[Dataset records]
+++

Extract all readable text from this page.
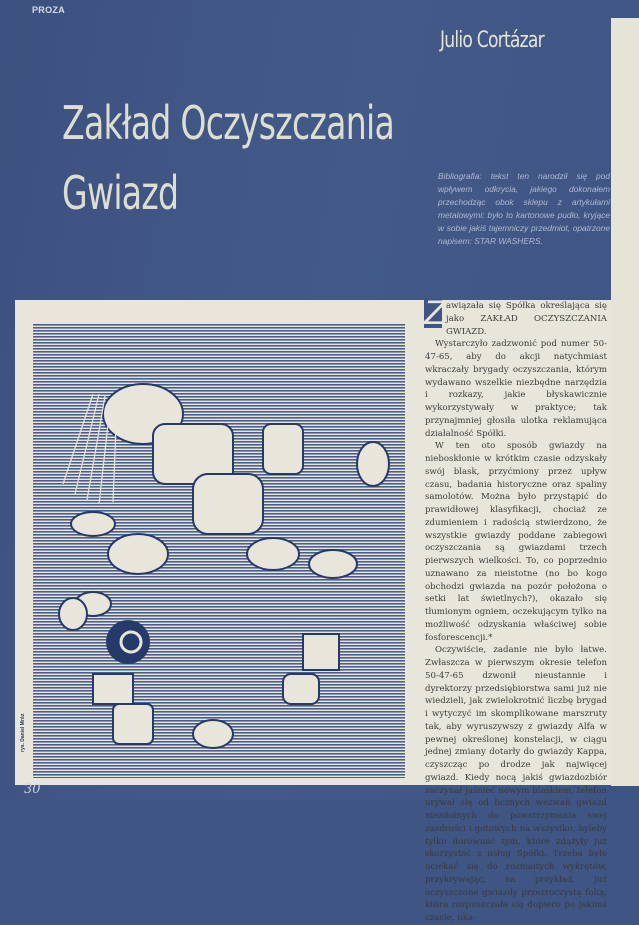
PROZA
Julio Cortázar
Zakład Oczyszczania
Gwiazd	Bibliografia: tekst ten narodził się pod wpływem odkrycia, jakiego dokonałem przechodząc obok sklepu z artykułami metalowymi: było to kartonowe pudło, kryjące w sobie jakiś tajemniczy przedmiot, opatrzone napisem: STAR WASHERS.
rys. Daniel Mróz

Z awiązała się Spółka określająca się jako ZAKŁAD OCZYSZCZANIA GWIAZD.

Wystarczyło zadzwonić pod numer 50-47-65, aby do akcji natychmiast wkraczały brygady oczyszczania, którym wydawano wszelkie niezbędne narzędzia i rozkazy, jakie błyskawicznie wykorzystywały w praktyce; tak przynajmniej głosiła ulotka reklamująca działalność Spółki.

W ten oto sposób gwiazdy na nieboskłonie w krótkim czasie odzyskały swój blask, przyćmiony przez upływ czasu, badania historyczne oraz spaliny samolotów. Można było przystąpić do prawidłowej klasyfikacji, chociaż ze zdumieniem i radością stwierdzono, że wszystkie gwiazdy poddane zabiegowi oczyszczania są gwiazdami trzech pierwszych wielkości. To, co poprzednio uznawano za nieistotne (no bo kogo obchodzi gwiazda na pozór położona o setki lat świetlnych?), okazało się tłumionym ogniem, oczekującym tylko na możliwość odzyskania właściwej sobie fosforescencji.*

Oczywiście, zadanie nie było łatwe. Zwłaszcza w pierwszym okresie telefon 50-47-65 dzwonił nieustannie i dyrektorzy przedsiębiorstwa sami już nie wiedzieli, jak zwielokrotnić liczbę brygad i wytyczyć im skomplikowane marszruty tak, aby wyruszywszy z gwiazdy Alfa w pewnej określonej konstelacji, w ciągu jednej zmiany dotarły do gwiazdy Kappa, czyszcząc po drodze jak najwięcej gwiazd. Kiedy nocą jakiś gwiazdozbiór zaczynał jaśnieć nowym blaskiem, telefon urywał się od licznych wezwań gwiazd niezdolnych do powstrzymania swej zazdrości i gotowych na wszystko, byleby tylko dorównać tym, które zdążyły już skorzystać z usług Spółki. Trzeba było uciekać się do rozmaitych wykrętów, przykrywając, na przykład, już oczyszczone gwiazdy przezroczystą folią, która rozpuszczała się dopiero po jakimś czasie, uka-

30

+++

Set the data above down again exactly as given, with no pictures.

Extract all readable text from this page.
PROZA
Julio Cortázar
Zakład Oczyszczania
Gwiazd	Bibliografia: tekst ten narodził się pod wpływem odkrycia, jakiego dokonałem przechodząc obok sklepu z artykułami metalowymi: było to kartonowe pudło, kryjące w sobie jakiś tajemniczy przedmiot, opatrzone napisem: STAR WASHERS.
rys. Daniel Mróz

Z awiązała się Spółka określająca się jako ZAKŁAD OCZYSZCZANIA GWIAZD.

Wystarczyło zadzwonić pod numer 50-47-65, aby do akcji natychmiast wkraczały brygady oczyszczania, którym wydawano wszelkie niezbędne narzędzia i rozkazy, jakie błyskawicznie wykorzystywały w praktyce; tak przynajmniej głosiła ulotka reklamująca działalność Spółki.

W ten oto sposób gwiazdy na nieboskłonie w krótkim czasie odzyskały swój blask, przyćmiony przez upływ czasu, badania historyczne oraz spaliny samolotów. Można było przystąpić do prawidłowej klasyfikacji, chociaż ze zdumieniem i radością stwierdzono, że wszystkie gwiazdy poddane zabiegowi oczyszczania są gwiazdami trzech pierwszych wielkości. To, co poprzednio uznawano za nieistotne (no bo kogo obchodzi gwiazda na pozór położona o setki lat świetlnych?), okazało się tłumionym ogniem, oczekującym tylko na możliwość odzyskania właściwej sobie fosforescencji.*

Oczywiście, zadanie nie było łatwe. Zwłaszcza w pierwszym okresie telefon 50-47-65 dzwonił nieustannie i dyrektorzy przedsiębiorstwa sami już nie wiedzieli, jak zwielokrotnić liczbę brygad i wytyczyć im skomplikowane marszruty tak, aby wyruszywszy z gwiazdy Alfa w pewnej określonej konstelacji, w ciągu jednej zmiany dotarły do gwiazdy Kappa, czyszcząc po drodze jak najwięcej gwiazd. Kiedy nocą jakiś gwiazdozbiór zaczynał jaśnieć nowym blaskiem, telefon urywał się od licznych wezwań gwiazd niezdolnych do powstrzymania swej zazdrości i gotowych na wszystko, byleby tylko dorównać tym, które zdążyły już skorzystać z usług Spółki. Trzeba było uciekać się do rozmaitych wykrętów, przykrywając, na przykład, już oczyszczone gwiazdy przezroczystą folią, która rozpuszczała się dopiero po jakimś czasie, uka-

30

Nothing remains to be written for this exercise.